THE PROBLEM
Every entry needs to be reproduced exactly.

EXERCISE INPUTS
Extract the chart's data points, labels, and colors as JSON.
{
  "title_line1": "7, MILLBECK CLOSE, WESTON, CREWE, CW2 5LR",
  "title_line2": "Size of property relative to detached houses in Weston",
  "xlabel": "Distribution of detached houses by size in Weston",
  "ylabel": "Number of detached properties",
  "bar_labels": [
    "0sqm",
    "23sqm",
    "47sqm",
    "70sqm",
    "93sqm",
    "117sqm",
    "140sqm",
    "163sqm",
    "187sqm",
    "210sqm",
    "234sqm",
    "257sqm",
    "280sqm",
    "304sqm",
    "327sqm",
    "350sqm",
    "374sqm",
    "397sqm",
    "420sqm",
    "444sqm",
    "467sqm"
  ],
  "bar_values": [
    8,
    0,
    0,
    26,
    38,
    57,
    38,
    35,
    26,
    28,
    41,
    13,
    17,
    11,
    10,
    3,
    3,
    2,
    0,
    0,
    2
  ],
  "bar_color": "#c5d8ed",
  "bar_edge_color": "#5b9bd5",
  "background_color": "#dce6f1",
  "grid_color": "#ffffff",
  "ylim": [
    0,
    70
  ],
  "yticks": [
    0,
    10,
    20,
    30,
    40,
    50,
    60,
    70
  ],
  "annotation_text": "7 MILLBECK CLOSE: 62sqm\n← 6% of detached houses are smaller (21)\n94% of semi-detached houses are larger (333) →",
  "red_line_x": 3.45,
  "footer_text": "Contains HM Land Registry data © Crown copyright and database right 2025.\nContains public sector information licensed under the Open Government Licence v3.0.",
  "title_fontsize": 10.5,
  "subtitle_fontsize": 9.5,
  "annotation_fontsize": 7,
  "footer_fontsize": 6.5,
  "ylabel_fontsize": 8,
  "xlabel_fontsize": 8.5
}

IN RESPONSE
Extract the chart's data points, labels, and colors as JSON.
{
  "title_line1": "7, MILLBECK CLOSE, WESTON, CREWE, CW2 5LR",
  "title_line2": "Size of property relative to detached houses in Weston",
  "xlabel": "Distribution of detached houses by size in Weston",
  "ylabel": "Number of detached properties",
  "bar_labels": [
    "0sqm",
    "23sqm",
    "47sqm",
    "70sqm",
    "93sqm",
    "117sqm",
    "140sqm",
    "163sqm",
    "187sqm",
    "210sqm",
    "234sqm",
    "257sqm",
    "280sqm",
    "304sqm",
    "327sqm",
    "350sqm",
    "374sqm",
    "397sqm",
    "420sqm",
    "444sqm",
    "467sqm"
  ],
  "bar_values": [
    8,
    0,
    0,
    26,
    38,
    57,
    38,
    35,
    26,
    28,
    41,
    13,
    17,
    11,
    10,
    3,
    3,
    2,
    0,
    0,
    2
  ],
  "bar_color": "#c5d8ed",
  "bar_edge_color": "#5b9bd5",
  "background_color": "#dce6f1",
  "grid_color": "#ffffff",
  "ylim": [
    0,
    70
  ],
  "yticks": [
    0,
    10,
    20,
    30,
    40,
    50,
    60,
    70
  ],
  "annotation_text": "7 MILLBECK CLOSE: 62sqm\n← 6% of detached houses are smaller (21)\n94% of semi-detached houses are larger (333) →",
  "red_line_x": 3.45,
  "footer_text": "Contains HM Land Registry data © Crown copyright and database right 2025.\nContains public sector information licensed under the Open Government Licence v3.0.",
  "title_fontsize": 10.5,
  "subtitle_fontsize": 9.5,
  "annotation_fontsize": 7,
  "footer_fontsize": 6.5,
  "ylabel_fontsize": 8,
  "xlabel_fontsize": 8.5
}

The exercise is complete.